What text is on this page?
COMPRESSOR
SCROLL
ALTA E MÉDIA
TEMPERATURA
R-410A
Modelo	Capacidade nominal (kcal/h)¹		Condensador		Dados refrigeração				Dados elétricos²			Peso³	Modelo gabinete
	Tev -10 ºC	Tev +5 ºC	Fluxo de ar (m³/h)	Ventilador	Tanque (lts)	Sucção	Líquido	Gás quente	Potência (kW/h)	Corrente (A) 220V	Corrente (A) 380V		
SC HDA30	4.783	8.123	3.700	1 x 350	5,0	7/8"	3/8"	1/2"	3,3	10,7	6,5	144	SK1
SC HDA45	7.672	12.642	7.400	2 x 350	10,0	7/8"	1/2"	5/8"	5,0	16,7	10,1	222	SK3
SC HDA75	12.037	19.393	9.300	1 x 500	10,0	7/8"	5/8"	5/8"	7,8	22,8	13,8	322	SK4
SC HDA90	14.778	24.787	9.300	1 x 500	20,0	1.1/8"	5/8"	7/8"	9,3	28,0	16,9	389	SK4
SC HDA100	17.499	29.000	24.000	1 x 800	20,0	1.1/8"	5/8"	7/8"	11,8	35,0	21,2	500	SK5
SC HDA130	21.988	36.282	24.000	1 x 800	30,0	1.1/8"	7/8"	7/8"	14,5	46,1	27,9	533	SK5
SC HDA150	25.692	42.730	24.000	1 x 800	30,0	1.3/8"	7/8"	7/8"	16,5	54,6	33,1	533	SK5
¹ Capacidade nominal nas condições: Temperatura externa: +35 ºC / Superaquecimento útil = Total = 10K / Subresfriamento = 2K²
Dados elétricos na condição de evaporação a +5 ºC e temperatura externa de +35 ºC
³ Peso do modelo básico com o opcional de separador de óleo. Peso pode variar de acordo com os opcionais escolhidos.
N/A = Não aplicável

________

_GIVEN REQUEST_. Your task is to repeat the data exactly; please include every line.

_EXERCISE RESPONSE_.
What text is on this page?
COMPRESSOR
SCROLL
ALTA E MÉDIA
TEMPERATURA
R-410A
Modelo	Capacidade nominal (kcal/h)¹		Condensador		Dados refrigeração				Dados elétricos²			Peso³	Modelo gabinete
	Tev -10 ºC	Tev +5 ºC	Fluxo de ar (m³/h)	Ventilador	Tanque (lts)	Sucção	Líquido	Gás quente	Potência (kW/h)	Corrente (A) 220V	Corrente (A) 380V		
SC HDA30	4.783	8.123	3.700	1 x 350	5,0	7/8"	3/8"	1/2"	3,3	10,7	6,5	144	SK1
SC HDA45	7.672	12.642	7.400	2 x 350	10,0	7/8"	1/2"	5/8"	5,0	16,7	10,1	222	SK3
SC HDA75	12.037	19.393	9.300	1 x 500	10,0	7/8"	5/8"	5/8"	7,8	22,8	13,8	322	SK4
SC HDA90	14.778	24.787	9.300	1 x 500	20,0	1.1/8"	5/8"	7/8"	9,3	28,0	16,9	389	SK4
SC HDA100	17.499	29.000	24.000	1 x 800	20,0	1.1/8"	5/8"	7/8"	11,8	35,0	21,2	500	SK5
SC HDA130	21.988	36.282	24.000	1 x 800	30,0	1.1/8"	7/8"	7/8"	14,5	46,1	27,9	533	SK5
SC HDA150	25.692	42.730	24.000	1 x 800	30,0	1.3/8"	7/8"	7/8"	16,5	54,6	33,1	533	SK5
¹ Capacidade nominal nas condições: Temperatura externa: +35 ºC / Superaquecimento útil = Total = 10K / Subresfriamento = 2K²
Dados elétricos na condição de evaporação a +5 ºC e temperatura externa de +35 ºC
³ Peso do modelo básico com o opcional de separador de óleo. Peso pode variar de acordo com os opcionais escolhidos.
N/A = Não aplicável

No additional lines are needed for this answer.